Start

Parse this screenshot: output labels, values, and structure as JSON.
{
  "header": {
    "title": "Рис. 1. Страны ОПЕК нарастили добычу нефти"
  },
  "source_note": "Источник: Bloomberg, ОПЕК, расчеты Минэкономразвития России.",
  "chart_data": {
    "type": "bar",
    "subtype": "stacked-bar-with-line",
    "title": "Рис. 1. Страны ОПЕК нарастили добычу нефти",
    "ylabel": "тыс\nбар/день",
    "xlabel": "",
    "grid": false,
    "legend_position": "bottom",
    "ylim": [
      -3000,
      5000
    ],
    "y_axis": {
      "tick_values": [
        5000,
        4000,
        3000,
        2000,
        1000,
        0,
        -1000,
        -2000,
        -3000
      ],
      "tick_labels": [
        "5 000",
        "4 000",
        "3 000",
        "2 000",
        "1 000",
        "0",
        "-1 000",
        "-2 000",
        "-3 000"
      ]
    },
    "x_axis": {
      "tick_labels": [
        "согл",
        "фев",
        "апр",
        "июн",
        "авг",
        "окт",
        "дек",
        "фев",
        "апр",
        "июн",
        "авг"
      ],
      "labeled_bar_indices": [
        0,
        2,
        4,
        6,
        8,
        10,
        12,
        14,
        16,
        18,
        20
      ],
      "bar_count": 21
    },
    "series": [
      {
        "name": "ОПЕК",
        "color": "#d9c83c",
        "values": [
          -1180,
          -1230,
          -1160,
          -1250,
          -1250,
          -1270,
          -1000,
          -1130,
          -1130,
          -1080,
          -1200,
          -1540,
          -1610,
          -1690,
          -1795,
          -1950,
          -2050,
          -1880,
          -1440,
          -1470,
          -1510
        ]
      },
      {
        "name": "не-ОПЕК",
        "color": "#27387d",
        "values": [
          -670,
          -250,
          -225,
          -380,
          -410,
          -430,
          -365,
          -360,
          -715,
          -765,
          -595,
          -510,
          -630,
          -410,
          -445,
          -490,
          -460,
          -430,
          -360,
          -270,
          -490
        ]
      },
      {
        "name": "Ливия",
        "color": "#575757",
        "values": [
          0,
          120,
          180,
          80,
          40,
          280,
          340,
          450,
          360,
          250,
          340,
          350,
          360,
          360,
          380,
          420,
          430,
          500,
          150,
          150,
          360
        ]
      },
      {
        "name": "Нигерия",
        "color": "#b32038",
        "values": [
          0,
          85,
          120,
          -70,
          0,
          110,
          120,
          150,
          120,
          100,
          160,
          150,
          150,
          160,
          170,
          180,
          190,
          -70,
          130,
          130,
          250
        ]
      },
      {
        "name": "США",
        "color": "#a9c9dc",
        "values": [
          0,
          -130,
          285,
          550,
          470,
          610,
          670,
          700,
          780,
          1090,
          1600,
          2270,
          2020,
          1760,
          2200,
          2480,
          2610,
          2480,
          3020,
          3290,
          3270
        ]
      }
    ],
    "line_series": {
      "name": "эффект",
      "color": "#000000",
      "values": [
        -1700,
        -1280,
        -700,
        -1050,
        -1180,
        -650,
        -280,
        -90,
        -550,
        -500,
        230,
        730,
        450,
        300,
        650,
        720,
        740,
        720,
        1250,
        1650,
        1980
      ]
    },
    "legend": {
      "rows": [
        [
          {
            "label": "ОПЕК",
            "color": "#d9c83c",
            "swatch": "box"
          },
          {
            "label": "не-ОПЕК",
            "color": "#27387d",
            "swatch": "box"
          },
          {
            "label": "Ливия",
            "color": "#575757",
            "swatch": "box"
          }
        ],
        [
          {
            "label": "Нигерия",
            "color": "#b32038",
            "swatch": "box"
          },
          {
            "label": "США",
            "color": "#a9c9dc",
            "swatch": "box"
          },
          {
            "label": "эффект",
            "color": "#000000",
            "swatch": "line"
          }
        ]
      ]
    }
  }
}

End

Exercise objective - Show all lines above holding "title".

Expected answer -
    "title": "Рис. 1. Страны ОПЕК нарастили добычу нефти"
    "title": "Рис. 1. Страны ОПЕК нарастили добычу нефти",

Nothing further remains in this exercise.